Source records:
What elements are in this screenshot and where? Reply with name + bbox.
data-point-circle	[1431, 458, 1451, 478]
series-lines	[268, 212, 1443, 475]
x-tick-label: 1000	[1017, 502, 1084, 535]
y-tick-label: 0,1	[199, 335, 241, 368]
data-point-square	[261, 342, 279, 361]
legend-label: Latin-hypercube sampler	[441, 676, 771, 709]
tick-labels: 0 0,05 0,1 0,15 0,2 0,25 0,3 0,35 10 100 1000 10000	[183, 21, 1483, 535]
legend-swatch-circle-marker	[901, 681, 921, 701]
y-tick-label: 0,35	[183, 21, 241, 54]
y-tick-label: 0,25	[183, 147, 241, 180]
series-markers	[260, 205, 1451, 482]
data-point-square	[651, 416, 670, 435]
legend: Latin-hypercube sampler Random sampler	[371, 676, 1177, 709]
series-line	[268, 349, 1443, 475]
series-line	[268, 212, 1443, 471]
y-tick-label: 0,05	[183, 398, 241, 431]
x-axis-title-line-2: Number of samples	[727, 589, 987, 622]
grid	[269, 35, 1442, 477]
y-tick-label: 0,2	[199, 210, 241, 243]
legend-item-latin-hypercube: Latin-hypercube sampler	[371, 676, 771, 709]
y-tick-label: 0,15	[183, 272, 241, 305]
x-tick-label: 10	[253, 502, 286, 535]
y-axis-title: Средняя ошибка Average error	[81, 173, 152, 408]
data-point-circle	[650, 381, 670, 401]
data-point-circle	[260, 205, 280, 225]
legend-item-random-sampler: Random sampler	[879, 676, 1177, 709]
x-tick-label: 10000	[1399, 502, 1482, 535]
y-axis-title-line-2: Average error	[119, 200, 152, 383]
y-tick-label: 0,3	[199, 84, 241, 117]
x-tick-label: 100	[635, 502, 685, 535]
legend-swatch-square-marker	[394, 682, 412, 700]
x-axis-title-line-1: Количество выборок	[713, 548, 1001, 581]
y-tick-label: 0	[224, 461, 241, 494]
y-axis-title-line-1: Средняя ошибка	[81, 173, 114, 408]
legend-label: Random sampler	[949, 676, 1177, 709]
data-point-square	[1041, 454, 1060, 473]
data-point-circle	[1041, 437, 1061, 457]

Job:
Please give these items again with "Random sampler" swapped for "Uniform sampler" everywhere and nothing else altered.

Reply to the exercise:
What elements are in this screenshot and where? Reply with name + bbox.
data-point-circle	[1431, 458, 1451, 478]
series-lines	[268, 212, 1443, 475]
x-tick-label: 1000	[1017, 502, 1084, 535]
y-tick-label: 0,1	[199, 335, 241, 368]
data-point-square	[261, 342, 279, 361]
legend-label: Latin-hypercube sampler	[441, 676, 771, 709]
tick-labels: 0 0,05 0,1 0,15 0,2 0,25 0,3 0,35 10 100 1000 10000	[183, 21, 1483, 535]
legend-swatch-circle-marker	[901, 681, 921, 701]
y-tick-label: 0,35	[183, 21, 241, 54]
y-tick-label: 0,25	[183, 147, 241, 180]
series-markers	[260, 205, 1451, 482]
data-point-square	[651, 416, 670, 435]
legend: Latin-hypercube sampler Uniform sampler	[371, 676, 1177, 709]
series-line	[268, 349, 1443, 475]
series-line	[268, 212, 1443, 471]
y-tick-label: 0,05	[183, 398, 241, 431]
x-axis-title-line-2: Number of samples	[727, 589, 987, 622]
grid	[269, 35, 1442, 477]
y-tick-label: 0,2	[199, 210, 241, 243]
legend-item-latin-hypercube: Latin-hypercube sampler	[371, 676, 771, 709]
y-tick-label: 0,15	[183, 272, 241, 305]
x-tick-label: 10	[253, 502, 286, 535]
y-axis-title: Средняя ошибка Average error	[81, 173, 152, 408]
data-point-circle	[650, 381, 670, 401]
data-point-circle	[260, 205, 280, 225]
legend-item-random-sampler: Uniform sampler	[879, 676, 1177, 709]
x-tick-label: 10000	[1399, 502, 1482, 535]
y-axis-title-line-2: Average error	[119, 200, 152, 383]
y-tick-label: 0,3	[199, 84, 241, 117]
x-tick-label: 100	[635, 502, 685, 535]
legend-swatch-square-marker	[394, 682, 412, 700]
x-axis-title-line-1: Количество выборок	[713, 548, 1001, 581]
y-tick-label: 0	[224, 461, 241, 494]
y-axis-title-line-1: Средняя ошибка	[81, 173, 114, 408]
legend-label: Uniform sampler	[949, 676, 1177, 709]
data-point-square	[1041, 454, 1060, 473]
data-point-circle	[1041, 437, 1061, 457]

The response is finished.